SOURCE TEXT ::
Back when the leveraged-buyout boom was warming up three years ago, shareholders of Duane Reade Inc., the 249-store pharmacy chain based in New York, were complaining that private equity firm Oak Hill Capital Partners got too sweet a deal when it paid $750 million to buy the company.
Now it looks as if Oak Hill is turning out to be the loser, by as much as $240 million. Duane Reade has hemorrhaged cash from virtually the day the transaction closed in July, 2004. Oak Hill replaced the CEO after just 17 months. And the chain has seen its credit rating downgraded four times by Standard & Poor's (MHP). It now stands at CCC, a level so deep into junk territory that it puts 1 in 4 odds on Duane Reade defaulting within a year. A spokesman for Oak Hill declined to comment.
Whether or not the deal winds up a bust, it warns of trouble to come for other recent LBOs, mostly because of its timing. Corporate bond investors call the pattern "seasoning." As deals reach three years of age or so, it becomes clear whether the companies will be able to generate enough cash to service all the debt they took on to go private. According to Thomson Financial (TOC), the current wave of LBOs started three years ago this quarter, when private equity firms announced 177 buyouts worth $18 billion. The volume has continued to build since: In the recent quarter ended in September, 313 deals were struck worth $80 billion.

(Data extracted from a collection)

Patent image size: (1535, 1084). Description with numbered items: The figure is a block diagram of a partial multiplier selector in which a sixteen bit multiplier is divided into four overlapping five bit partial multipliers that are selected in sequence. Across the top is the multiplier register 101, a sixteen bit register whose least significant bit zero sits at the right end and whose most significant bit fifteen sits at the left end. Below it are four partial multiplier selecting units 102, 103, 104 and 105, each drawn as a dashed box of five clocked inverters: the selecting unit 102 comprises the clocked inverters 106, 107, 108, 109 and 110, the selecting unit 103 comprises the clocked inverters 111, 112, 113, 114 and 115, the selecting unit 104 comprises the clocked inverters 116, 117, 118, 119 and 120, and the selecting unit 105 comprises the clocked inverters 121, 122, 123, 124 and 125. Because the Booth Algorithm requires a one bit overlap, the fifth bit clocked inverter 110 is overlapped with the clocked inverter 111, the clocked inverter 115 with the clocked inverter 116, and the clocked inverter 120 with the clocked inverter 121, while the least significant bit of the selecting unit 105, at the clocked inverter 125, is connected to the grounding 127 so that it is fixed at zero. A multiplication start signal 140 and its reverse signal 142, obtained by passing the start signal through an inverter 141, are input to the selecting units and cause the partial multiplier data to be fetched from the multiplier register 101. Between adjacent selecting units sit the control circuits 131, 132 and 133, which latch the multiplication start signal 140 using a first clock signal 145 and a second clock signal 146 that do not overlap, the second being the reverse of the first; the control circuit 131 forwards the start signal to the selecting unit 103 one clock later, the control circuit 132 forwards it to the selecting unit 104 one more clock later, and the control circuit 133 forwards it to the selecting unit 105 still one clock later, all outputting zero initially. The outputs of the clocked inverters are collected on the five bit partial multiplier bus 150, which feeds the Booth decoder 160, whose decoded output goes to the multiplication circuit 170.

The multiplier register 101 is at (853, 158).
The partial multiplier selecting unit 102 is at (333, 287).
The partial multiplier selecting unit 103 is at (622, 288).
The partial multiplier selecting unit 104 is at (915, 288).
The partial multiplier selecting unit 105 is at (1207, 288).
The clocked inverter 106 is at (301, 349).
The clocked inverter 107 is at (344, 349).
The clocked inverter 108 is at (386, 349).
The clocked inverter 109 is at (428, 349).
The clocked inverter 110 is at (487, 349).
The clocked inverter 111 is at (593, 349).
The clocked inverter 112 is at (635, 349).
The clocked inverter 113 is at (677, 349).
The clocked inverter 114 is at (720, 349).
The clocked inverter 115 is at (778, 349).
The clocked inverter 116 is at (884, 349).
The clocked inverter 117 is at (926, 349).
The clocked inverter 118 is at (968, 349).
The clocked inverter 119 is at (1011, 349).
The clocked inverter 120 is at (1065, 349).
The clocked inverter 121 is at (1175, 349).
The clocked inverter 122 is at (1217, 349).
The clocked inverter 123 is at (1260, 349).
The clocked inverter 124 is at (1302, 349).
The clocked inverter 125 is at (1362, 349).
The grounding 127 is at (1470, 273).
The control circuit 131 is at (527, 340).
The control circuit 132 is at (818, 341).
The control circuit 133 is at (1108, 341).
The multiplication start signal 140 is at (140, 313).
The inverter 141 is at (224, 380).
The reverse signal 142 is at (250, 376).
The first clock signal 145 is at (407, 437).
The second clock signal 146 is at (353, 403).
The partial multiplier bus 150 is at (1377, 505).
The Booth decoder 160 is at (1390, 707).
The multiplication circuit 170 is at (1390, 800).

YOUR GOAL :: Write the next part of the article about the Duane Reade buyout, continuing from its final sentence.

RESPONSE AREA ::
Duane Reade's experience shows how quickly companies can find themselves in trouble after taking on lots of debt. The once-thriving retailer is slumping in nearly every way. Analysts say shoppers consider its 130-odd Manhattan stores convenient, yet cluttered and crowded, places they go to but don't like. And the stores are no longer known for the discounts that attracted people a decade ago. "They lost their core customer," says Diane Shand, an S&P credit analyst.
Behind the scenes, Duane Reade has blundered. It has fought costly battles with labor unions, made poor merchandise choices, failed to deter rampant pilfering, and made no headway in expanding in the suburbs, where customers prefer CVS Corp. (CVS), an investment-grade company with 25 times Duane Reade's $1.6 billion in revenues.
Outside forces are battering Duane Reade, too. Profit margins on drugs are plunging as mail-order benefits managers proliferate. Minimum-wage hikes in New York have raised labor costs. And the explosion of digital cameras has lured away film-processing customers.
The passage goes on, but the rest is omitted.